> TO BE DONE: Count how many lines contain the word "latin". Please give only the number.

(Records from a collection of figures)
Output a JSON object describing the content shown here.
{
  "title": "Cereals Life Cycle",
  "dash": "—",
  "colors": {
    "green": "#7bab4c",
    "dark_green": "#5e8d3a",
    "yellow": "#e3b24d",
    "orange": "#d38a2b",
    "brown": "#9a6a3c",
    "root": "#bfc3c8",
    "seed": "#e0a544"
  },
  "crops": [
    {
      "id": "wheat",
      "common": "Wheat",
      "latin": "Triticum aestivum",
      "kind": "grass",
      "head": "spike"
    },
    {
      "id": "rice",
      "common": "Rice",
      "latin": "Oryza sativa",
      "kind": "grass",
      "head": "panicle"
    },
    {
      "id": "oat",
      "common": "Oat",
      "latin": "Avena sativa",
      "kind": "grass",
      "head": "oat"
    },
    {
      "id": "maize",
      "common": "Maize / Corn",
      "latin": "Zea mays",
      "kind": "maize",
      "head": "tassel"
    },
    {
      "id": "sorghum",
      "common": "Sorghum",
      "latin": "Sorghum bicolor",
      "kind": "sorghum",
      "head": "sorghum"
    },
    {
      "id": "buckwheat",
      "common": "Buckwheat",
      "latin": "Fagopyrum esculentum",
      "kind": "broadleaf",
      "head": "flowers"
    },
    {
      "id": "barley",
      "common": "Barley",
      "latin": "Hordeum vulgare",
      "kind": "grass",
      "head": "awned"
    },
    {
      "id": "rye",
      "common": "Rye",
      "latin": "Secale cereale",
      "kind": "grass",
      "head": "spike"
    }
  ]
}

> WRITTEN ANSWER: 8